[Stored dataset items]
◇ ◇ ◇ ◇
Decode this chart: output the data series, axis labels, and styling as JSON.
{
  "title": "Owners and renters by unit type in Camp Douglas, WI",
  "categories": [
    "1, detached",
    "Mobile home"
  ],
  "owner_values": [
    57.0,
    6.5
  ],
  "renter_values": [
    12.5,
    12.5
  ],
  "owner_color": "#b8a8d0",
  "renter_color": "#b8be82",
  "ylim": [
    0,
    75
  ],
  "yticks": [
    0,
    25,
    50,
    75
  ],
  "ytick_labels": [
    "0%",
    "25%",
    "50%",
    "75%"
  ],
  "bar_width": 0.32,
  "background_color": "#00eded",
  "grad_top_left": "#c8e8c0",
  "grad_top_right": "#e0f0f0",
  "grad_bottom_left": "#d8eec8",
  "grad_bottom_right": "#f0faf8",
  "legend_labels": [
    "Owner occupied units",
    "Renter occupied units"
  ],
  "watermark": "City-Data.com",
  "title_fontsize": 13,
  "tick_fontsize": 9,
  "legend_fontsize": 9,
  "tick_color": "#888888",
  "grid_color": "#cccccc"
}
◇ ◇ ◇ ◇
Nothing in the listing may be changed; retype it all exactly.

Decode this chart: output the data series, axis labels, and styling as JSON.
{
  "title": "Owners and renters by unit type in Camp Douglas, WI",
  "categories": [
    "1, detached",
    "Mobile home"
  ],
  "owner_values": [
    57.0,
    6.5
  ],
  "renter_values": [
    12.5,
    12.5
  ],
  "owner_color": "#b8a8d0",
  "renter_color": "#b8be82",
  "ylim": [
    0,
    75
  ],
  "yticks": [
    0,
    25,
    50,
    75
  ],
  "ytick_labels": [
    "0%",
    "25%",
    "50%",
    "75%"
  ],
  "bar_width": 0.32,
  "background_color": "#00eded",
  "grad_top_left": "#c8e8c0",
  "grad_top_right": "#e0f0f0",
  "grad_bottom_left": "#d8eec8",
  "grad_bottom_right": "#f0faf8",
  "legend_labels": [
    "Owner occupied units",
    "Renter occupied units"
  ],
  "watermark": "City-Data.com",
  "title_fontsize": 13,
  "tick_fontsize": 9,
  "legend_fontsize": 9,
  "tick_color": "#888888",
  "grid_color": "#cccccc"
}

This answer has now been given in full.